Instruction — Select, from the material below, each line with "asadores" in it.

Collected data entries:
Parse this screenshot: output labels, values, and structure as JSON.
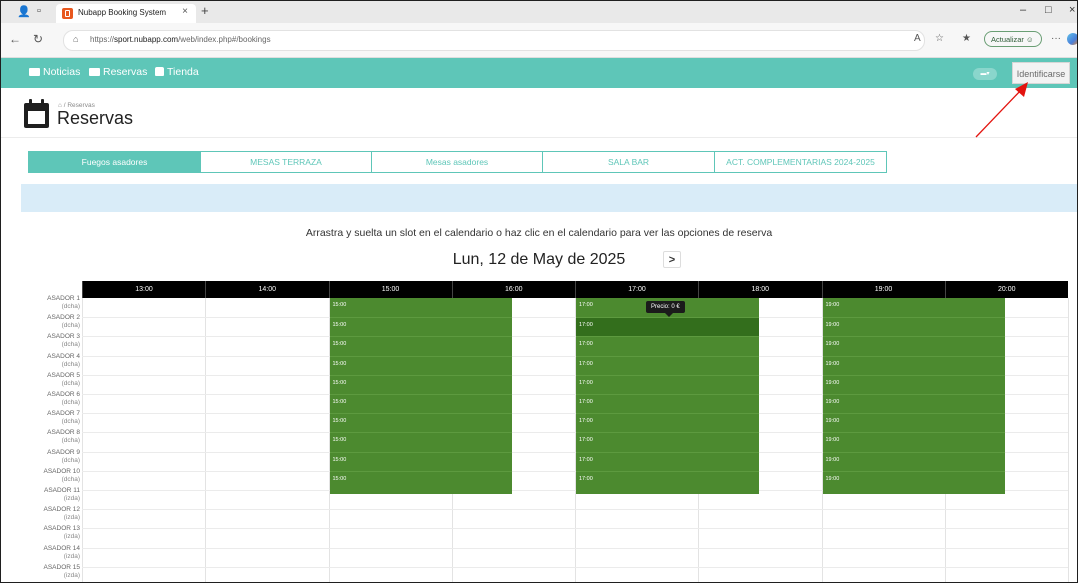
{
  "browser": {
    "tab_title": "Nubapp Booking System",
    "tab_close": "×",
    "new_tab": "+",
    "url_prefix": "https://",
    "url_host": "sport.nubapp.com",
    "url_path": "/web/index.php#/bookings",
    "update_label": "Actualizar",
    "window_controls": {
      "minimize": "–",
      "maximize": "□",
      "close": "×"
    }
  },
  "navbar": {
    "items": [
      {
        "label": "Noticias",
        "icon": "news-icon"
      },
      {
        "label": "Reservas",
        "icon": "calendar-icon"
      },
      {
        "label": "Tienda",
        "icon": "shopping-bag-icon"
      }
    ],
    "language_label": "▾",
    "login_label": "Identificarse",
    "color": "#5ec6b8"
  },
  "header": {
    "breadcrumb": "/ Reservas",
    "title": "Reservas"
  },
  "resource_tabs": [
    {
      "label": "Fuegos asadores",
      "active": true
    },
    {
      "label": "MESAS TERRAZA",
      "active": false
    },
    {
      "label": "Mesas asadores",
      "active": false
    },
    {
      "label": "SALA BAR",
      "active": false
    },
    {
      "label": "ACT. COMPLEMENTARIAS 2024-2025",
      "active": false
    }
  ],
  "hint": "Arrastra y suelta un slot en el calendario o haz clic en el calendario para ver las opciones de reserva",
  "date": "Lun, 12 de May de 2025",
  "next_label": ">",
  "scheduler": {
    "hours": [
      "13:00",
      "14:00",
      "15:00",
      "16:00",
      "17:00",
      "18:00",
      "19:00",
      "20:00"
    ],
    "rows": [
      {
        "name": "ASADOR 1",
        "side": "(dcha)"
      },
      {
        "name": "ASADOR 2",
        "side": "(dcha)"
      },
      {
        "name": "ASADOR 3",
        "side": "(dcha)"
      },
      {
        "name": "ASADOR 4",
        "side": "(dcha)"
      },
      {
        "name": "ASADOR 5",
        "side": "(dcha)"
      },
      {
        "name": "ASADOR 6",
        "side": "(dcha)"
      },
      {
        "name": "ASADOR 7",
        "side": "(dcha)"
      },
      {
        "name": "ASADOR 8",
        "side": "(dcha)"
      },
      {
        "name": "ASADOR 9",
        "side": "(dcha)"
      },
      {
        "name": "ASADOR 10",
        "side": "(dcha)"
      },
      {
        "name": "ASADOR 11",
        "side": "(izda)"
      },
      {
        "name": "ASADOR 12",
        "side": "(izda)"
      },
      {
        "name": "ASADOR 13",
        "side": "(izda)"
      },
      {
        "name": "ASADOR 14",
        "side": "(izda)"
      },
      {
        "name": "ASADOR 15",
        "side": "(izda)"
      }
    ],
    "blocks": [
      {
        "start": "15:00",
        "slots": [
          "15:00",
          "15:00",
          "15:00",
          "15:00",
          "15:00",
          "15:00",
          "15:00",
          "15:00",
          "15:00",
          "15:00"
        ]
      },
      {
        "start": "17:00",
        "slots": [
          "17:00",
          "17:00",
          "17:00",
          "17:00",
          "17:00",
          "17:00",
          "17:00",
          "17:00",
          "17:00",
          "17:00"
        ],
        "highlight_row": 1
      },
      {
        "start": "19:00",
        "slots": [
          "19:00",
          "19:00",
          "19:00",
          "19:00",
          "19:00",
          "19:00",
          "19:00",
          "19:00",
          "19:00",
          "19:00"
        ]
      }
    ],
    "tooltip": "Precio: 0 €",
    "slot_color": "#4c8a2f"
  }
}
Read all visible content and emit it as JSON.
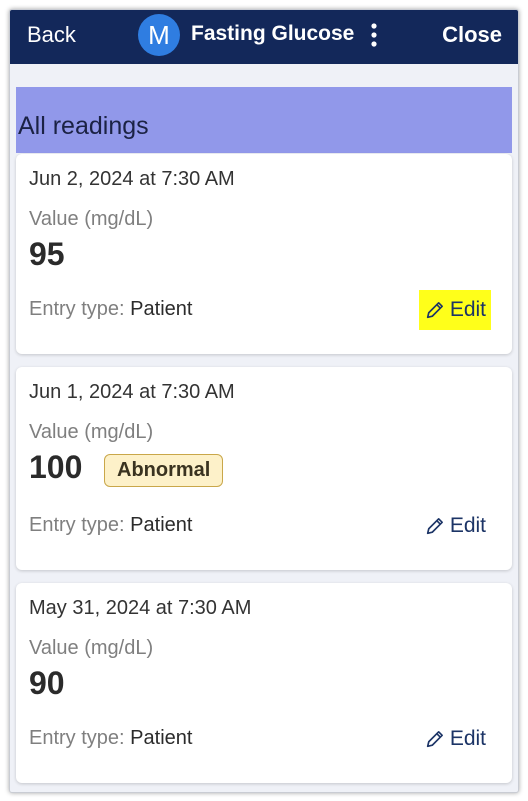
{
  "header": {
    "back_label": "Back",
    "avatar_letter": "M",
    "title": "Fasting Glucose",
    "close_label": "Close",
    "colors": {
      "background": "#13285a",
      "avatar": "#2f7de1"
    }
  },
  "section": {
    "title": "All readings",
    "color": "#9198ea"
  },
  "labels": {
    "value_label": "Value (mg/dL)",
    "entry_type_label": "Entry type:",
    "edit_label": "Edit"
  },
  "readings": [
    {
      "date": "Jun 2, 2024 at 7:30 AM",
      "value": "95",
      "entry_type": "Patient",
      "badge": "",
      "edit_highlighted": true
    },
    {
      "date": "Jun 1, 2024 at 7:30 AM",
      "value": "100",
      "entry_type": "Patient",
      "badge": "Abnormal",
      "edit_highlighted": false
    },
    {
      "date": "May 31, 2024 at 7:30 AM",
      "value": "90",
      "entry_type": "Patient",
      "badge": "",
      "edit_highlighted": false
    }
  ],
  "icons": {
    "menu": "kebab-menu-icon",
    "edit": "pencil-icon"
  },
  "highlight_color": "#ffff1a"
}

Reply to the exercise —
      "label": "Fuegos asadores",
      "label": "Mesas asadores",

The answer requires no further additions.